Written request. Write out every line below as a numbered list, skipping any blank lines.

(Element region listings)
·····
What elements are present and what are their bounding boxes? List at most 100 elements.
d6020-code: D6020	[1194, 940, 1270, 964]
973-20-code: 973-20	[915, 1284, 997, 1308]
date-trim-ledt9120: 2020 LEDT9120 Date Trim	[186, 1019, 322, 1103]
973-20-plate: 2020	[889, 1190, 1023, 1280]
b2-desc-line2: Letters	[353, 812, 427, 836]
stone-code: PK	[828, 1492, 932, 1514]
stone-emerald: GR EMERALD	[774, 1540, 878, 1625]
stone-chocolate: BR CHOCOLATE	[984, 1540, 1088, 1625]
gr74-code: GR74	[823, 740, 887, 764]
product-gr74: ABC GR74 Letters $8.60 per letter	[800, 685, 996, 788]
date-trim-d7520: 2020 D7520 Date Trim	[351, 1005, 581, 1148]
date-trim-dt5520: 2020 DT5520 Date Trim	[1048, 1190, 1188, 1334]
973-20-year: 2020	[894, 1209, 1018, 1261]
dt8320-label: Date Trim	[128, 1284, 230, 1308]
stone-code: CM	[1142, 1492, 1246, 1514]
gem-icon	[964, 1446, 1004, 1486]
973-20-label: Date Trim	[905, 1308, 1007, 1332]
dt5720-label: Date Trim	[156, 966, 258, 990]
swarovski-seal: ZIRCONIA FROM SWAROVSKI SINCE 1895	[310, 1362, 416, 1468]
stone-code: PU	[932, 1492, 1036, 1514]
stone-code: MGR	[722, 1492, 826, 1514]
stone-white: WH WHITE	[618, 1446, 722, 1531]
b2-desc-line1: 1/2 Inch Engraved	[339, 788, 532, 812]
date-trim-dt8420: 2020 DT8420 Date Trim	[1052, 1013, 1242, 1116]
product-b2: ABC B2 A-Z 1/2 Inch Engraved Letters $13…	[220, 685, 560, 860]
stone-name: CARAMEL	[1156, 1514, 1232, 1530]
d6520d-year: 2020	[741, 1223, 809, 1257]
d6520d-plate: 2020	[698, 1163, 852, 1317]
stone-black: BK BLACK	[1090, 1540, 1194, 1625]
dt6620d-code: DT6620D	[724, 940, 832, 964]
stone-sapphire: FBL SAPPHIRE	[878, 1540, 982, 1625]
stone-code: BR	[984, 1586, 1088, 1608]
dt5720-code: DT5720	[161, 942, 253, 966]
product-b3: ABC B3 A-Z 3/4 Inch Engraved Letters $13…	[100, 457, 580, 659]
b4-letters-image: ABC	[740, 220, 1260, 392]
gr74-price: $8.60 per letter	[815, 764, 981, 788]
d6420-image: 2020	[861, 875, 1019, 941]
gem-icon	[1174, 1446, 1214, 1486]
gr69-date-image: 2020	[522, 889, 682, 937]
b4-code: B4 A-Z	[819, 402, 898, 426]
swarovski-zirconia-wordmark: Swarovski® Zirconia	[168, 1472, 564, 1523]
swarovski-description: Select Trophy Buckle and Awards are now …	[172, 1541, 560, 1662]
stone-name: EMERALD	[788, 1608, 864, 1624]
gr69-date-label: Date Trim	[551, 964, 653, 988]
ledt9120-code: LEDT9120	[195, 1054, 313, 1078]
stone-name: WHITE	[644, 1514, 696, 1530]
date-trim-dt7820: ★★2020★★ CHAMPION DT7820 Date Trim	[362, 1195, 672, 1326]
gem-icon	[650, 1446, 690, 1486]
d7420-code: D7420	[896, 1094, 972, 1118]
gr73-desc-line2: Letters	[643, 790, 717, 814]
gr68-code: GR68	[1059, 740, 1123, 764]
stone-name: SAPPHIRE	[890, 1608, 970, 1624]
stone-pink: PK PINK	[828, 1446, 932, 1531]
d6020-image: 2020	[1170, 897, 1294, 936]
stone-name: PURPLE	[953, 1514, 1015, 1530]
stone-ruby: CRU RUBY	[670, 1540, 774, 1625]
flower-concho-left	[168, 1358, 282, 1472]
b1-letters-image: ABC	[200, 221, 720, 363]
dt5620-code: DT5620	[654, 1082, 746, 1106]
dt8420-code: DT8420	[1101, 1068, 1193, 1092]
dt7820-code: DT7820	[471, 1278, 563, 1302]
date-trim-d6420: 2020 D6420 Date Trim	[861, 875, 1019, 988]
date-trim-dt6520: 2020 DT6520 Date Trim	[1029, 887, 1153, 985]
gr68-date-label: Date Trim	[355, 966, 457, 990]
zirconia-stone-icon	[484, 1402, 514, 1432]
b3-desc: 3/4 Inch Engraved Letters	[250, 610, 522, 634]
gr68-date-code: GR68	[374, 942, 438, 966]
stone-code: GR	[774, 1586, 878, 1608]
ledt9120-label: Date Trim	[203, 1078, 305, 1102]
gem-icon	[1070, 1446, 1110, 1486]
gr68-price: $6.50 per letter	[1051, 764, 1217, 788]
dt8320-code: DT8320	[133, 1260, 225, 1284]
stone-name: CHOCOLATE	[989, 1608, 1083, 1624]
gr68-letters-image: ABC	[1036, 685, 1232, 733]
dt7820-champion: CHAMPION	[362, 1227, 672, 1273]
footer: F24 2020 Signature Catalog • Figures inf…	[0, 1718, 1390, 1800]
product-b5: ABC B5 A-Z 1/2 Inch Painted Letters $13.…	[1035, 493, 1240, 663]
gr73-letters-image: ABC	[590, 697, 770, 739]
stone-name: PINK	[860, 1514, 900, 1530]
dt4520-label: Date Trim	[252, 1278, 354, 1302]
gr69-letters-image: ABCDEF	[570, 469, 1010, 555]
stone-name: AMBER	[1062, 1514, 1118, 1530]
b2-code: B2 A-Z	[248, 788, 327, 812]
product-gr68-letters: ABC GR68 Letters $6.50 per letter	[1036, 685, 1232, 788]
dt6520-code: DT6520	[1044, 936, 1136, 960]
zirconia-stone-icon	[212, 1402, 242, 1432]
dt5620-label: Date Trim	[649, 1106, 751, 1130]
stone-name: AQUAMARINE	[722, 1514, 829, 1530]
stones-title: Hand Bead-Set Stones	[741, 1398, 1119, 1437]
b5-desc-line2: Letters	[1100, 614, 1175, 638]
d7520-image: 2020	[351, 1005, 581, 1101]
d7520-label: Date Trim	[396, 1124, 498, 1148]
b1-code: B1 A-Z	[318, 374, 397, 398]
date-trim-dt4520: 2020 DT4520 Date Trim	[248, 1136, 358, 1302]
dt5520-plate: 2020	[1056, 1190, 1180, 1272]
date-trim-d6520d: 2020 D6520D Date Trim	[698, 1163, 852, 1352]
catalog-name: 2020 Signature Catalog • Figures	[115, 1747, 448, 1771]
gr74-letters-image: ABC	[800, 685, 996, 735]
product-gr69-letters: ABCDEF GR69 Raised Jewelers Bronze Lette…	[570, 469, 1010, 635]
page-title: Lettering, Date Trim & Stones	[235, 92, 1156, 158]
·····
Full response.
1. What elements are present and what are their bounding boxes? List at most 100 elements.
2. d6020-code: D6020	[1194, 940, 1270, 964]
3. 973-20-code: 973-20	[915, 1284, 997, 1308]
4. date-trim-ledt9120: 2020 LEDT9120 Date Trim	[186, 1019, 322, 1103]
5. 973-20-plate: 2020	[889, 1190, 1023, 1280]
6. b2-desc-line2: Letters	[353, 812, 427, 836]
7. stone-code: PK	[828, 1492, 932, 1514]
8. stone-emerald: GR EMERALD	[774, 1540, 878, 1625]
9. stone-chocolate: BR CHOCOLATE	[984, 1540, 1088, 1625]
10. gr74-code: GR74	[823, 740, 887, 764]
11. product-gr74: ABC GR74 Letters $8.60 per letter	[800, 685, 996, 788]
12. date-trim-d7520: 2020 D7520 Date Trim	[351, 1005, 581, 1148]
13. date-trim-dt5520: 2020 DT5520 Date Trim	[1048, 1190, 1188, 1334]
14. 973-20-year: 2020	[894, 1209, 1018, 1261]
15. dt8320-label: Date Trim	[128, 1284, 230, 1308]
16. stone-code: CM	[1142, 1492, 1246, 1514]
17. gem-icon	[964, 1446, 1004, 1486]
18. 973-20-label: Date Trim	[905, 1308, 1007, 1332]
19. dt5720-label: Date Trim	[156, 966, 258, 990]
20. swarovski-seal: ZIRCONIA FROM SWAROVSKI SINCE 1895	[310, 1362, 416, 1468]
21. stone-code: PU	[932, 1492, 1036, 1514]
22. stone-code: MGR	[722, 1492, 826, 1514]
23. stone-white: WH WHITE	[618, 1446, 722, 1531]
24. b2-desc-line1: 1/2 Inch Engraved	[339, 788, 532, 812]
25. date-trim-dt8420: 2020 DT8420 Date Trim	[1052, 1013, 1242, 1116]
26. product-b2: ABC B2 A-Z 1/2 Inch Engraved Letters $13…	[220, 685, 560, 860]
27. stone-name: CARAMEL	[1156, 1514, 1232, 1530]
28. d6520d-year: 2020	[741, 1223, 809, 1257]
29. d6520d-plate: 2020	[698, 1163, 852, 1317]
30. stone-black: BK BLACK	[1090, 1540, 1194, 1625]
31. dt6620d-code: DT6620D	[724, 940, 832, 964]
32. stone-sapphire: FBL SAPPHIRE	[878, 1540, 982, 1625]
33. stone-code: BR	[984, 1586, 1088, 1608]
34. dt5720-code: DT5720	[161, 942, 253, 966]
35. product-b3: ABC B3 A-Z 3/4 Inch Engraved Letters $13…	[100, 457, 580, 659]
36. b4-letters-image: ABC	[740, 220, 1260, 392]
37. gr74-price: $8.60 per letter	[815, 764, 981, 788]
38. d6420-image: 2020	[861, 875, 1019, 941]
39. gem-icon	[1174, 1446, 1214, 1486]
40. gr69-date-image: 2020	[522, 889, 682, 937]
41. b4-code: B4 A-Z	[819, 402, 898, 426]
42. swarovski-zirconia-wordmark: Swarovski® Zirconia	[168, 1472, 564, 1523]
43. swarovski-description: Select Trophy Buckle and Awards are now …	[172, 1541, 560, 1662]
44. stone-name: EMERALD	[788, 1608, 864, 1624]
45. gr69-date-label: Date Trim	[551, 964, 653, 988]
46. ledt9120-code: LEDT9120	[195, 1054, 313, 1078]
47. stone-name: WHITE	[644, 1514, 696, 1530]
48. date-trim-dt7820: ★★2020★★ CHAMPION DT7820 Date Trim	[362, 1195, 672, 1326]
49. gem-icon	[650, 1446, 690, 1486]
50. d7420-code: D7420	[896, 1094, 972, 1118]
51. gr73-desc-line2: Letters	[643, 790, 717, 814]
52. gr68-code: GR68	[1059, 740, 1123, 764]
53. stone-name: SAPPHIRE	[890, 1608, 970, 1624]
54. stone-pink: PK PINK	[828, 1446, 932, 1531]
55. d6020-image: 2020	[1170, 897, 1294, 936]
56. stone-name: PURPLE	[953, 1514, 1015, 1530]
57. stone-ruby: CRU RUBY	[670, 1540, 774, 1625]
58. flower-concho-left	[168, 1358, 282, 1472]
59. b1-letters-image: ABC	[200, 221, 720, 363]
60. dt5620-code: DT5620	[654, 1082, 746, 1106]
61. dt8420-code: DT8420	[1101, 1068, 1193, 1092]
62. dt7820-code: DT7820	[471, 1278, 563, 1302]
63. date-trim-d6420: 2020 D6420 Date Trim	[861, 875, 1019, 988]
64. date-trim-dt6520: 2020 DT6520 Date Trim	[1029, 887, 1153, 985]
65. gr68-date-label: Date Trim	[355, 966, 457, 990]
66. zirconia-stone-icon	[484, 1402, 514, 1432]
67. b3-desc: 3/4 Inch Engraved Letters	[250, 610, 522, 634]
68. gr68-date-code: GR68	[374, 942, 438, 966]
69. stone-code: GR	[774, 1586, 878, 1608]
70. ledt9120-label: Date Trim	[203, 1078, 305, 1102]
71. gem-icon	[1070, 1446, 1110, 1486]
72. gr68-price: $6.50 per letter	[1051, 764, 1217, 788]
73. dt8320-code: DT8320	[133, 1260, 225, 1284]
74. stone-name: CHOCOLATE	[989, 1608, 1083, 1624]
75. gr68-letters-image: ABC	[1036, 685, 1232, 733]
76. dt7820-champion: CHAMPION	[362, 1227, 672, 1273]
77. footer: F24 2020 Signature Catalog • Figures inf…	[0, 1718, 1390, 1800]
78. product-b5: ABC B5 A-Z 1/2 Inch Painted Letters $13.…	[1035, 493, 1240, 663]
79. gr73-letters-image: ABC	[590, 697, 770, 739]
80. stone-name: PINK	[860, 1514, 900, 1530]
81. dt4520-label: Date Trim	[252, 1278, 354, 1302]
82. gr69-letters-image: ABCDEF	[570, 469, 1010, 555]
83. stone-name: AMBER	[1062, 1514, 1118, 1530]
84. b2-code: B2 A-Z	[248, 788, 327, 812]
85. product-gr68-letters: ABC GR68 Letters $6.50 per letter	[1036, 685, 1232, 788]
86. dt6520-code: DT6520	[1044, 936, 1136, 960]
87. zirconia-stone-icon	[212, 1402, 242, 1432]
88. dt5620-label: Date Trim	[649, 1106, 751, 1130]
89. stone-name: AQUAMARINE	[722, 1514, 829, 1530]
90. stones-title: Hand Bead-Set Stones	[741, 1398, 1119, 1437]
91. b5-desc-line2: Letters	[1100, 614, 1175, 638]
92. d7520-image: 2020	[351, 1005, 581, 1101]
93. d7520-label: Date Trim	[396, 1124, 498, 1148]
94. b1-code: B1 A-Z	[318, 374, 397, 398]
95. date-trim-dt4520: 2020 DT4520 Date Trim	[248, 1136, 358, 1302]
96. dt5520-plate: 2020	[1056, 1190, 1180, 1272]
97. date-trim-d6520d: 2020 D6520D Date Trim	[698, 1163, 852, 1352]
98. catalog-name: 2020 Signature Catalog • Figures	[115, 1747, 448, 1771]
99. gr74-letters-image: ABC	[800, 685, 996, 735]
100. product-gr69-letters: ABCDEF GR69 Raised Jewelers Bronze Lette…	[570, 469, 1010, 635]
101. page-title: Lettering, Date Trim & Stones	[235, 92, 1156, 158]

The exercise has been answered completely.